Extracted entries>

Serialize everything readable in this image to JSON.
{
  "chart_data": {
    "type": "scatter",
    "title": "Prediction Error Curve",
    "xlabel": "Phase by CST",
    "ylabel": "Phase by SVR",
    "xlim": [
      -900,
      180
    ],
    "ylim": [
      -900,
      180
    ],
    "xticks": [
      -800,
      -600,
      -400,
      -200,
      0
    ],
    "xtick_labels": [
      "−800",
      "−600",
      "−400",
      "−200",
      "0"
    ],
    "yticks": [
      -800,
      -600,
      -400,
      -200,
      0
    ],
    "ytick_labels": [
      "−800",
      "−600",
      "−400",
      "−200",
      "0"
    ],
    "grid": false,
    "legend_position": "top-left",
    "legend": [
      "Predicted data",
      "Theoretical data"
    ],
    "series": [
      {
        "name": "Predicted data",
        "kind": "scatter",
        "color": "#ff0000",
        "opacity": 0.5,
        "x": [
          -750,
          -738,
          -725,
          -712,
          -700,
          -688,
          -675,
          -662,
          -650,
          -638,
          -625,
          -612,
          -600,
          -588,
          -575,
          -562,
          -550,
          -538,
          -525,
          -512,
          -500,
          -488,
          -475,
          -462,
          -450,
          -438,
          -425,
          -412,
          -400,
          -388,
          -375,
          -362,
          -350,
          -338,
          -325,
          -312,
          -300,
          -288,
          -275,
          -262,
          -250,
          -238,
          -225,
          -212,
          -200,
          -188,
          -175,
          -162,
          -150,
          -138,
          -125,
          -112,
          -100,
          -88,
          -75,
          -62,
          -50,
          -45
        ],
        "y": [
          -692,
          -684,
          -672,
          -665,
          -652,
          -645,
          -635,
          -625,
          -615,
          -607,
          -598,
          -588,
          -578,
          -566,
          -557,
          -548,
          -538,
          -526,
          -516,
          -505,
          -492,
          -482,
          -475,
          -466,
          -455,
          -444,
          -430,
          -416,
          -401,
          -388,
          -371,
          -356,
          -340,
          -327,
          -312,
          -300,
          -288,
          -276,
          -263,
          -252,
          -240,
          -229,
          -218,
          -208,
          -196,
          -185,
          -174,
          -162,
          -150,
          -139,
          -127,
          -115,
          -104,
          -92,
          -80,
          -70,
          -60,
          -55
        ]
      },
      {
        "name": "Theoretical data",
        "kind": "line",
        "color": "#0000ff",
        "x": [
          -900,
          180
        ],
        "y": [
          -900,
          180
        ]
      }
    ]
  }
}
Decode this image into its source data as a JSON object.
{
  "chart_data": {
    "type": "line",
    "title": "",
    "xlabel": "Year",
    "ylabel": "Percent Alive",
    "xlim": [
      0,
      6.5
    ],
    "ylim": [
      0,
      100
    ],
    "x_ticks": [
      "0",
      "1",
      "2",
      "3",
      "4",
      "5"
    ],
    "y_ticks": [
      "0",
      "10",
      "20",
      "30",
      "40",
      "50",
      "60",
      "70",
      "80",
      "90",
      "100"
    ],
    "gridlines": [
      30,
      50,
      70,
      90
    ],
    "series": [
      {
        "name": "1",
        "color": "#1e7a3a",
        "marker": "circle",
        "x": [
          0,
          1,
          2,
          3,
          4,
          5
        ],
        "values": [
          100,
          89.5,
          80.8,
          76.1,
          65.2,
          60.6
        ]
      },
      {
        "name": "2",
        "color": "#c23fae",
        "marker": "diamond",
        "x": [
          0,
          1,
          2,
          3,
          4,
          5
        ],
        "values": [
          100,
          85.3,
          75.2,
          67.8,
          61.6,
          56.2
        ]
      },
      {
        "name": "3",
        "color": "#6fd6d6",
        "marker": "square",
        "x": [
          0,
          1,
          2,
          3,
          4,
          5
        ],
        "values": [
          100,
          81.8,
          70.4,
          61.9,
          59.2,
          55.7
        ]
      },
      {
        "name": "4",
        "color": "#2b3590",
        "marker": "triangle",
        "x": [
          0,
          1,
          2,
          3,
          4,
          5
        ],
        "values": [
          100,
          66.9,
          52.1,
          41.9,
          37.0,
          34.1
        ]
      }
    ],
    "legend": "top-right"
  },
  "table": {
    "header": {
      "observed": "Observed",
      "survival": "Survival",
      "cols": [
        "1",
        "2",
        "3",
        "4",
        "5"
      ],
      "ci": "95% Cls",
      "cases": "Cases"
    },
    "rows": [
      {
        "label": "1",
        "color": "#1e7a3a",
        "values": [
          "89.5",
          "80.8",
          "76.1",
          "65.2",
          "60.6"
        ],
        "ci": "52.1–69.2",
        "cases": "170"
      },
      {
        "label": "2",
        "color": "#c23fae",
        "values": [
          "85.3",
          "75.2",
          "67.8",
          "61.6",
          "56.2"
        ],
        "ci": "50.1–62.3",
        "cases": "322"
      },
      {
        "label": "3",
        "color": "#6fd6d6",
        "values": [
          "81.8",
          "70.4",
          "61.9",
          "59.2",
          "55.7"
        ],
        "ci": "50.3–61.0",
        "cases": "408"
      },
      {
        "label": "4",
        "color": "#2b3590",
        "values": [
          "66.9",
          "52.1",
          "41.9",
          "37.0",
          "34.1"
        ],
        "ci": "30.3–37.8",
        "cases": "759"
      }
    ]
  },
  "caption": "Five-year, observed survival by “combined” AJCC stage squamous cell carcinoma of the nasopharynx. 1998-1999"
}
...
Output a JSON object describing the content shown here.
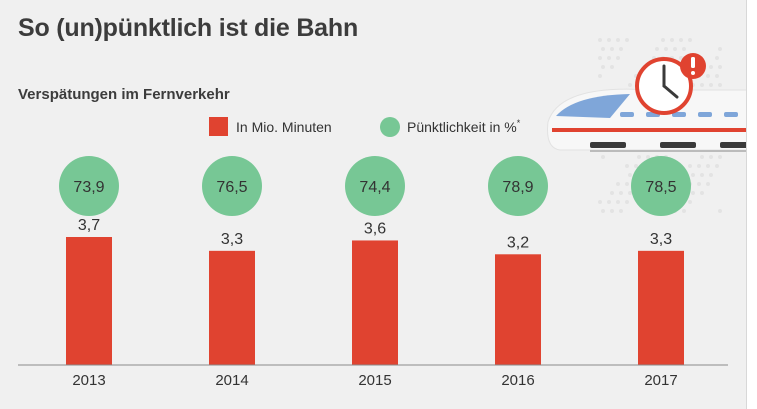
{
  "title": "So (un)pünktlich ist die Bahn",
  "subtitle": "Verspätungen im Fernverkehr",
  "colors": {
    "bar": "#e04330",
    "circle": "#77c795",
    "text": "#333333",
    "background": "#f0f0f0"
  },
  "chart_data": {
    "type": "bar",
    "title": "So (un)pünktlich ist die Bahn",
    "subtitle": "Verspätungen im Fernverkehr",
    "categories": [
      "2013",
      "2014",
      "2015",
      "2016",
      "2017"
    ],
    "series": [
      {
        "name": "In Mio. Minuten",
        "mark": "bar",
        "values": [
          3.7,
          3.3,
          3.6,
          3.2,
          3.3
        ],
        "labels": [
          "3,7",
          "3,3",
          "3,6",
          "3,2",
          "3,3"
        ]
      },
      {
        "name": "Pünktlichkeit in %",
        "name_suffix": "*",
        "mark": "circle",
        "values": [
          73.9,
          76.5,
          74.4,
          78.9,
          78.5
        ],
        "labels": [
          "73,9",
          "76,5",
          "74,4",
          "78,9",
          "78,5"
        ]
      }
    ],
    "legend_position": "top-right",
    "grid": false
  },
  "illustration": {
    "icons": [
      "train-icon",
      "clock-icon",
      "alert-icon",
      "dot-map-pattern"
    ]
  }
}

Exercise objective> Scan the material above. Copy each line that holds the word "image".

Exercise result>
Serialize everything readable in this image to JSON.
Decode this image into its source data as a JSON object.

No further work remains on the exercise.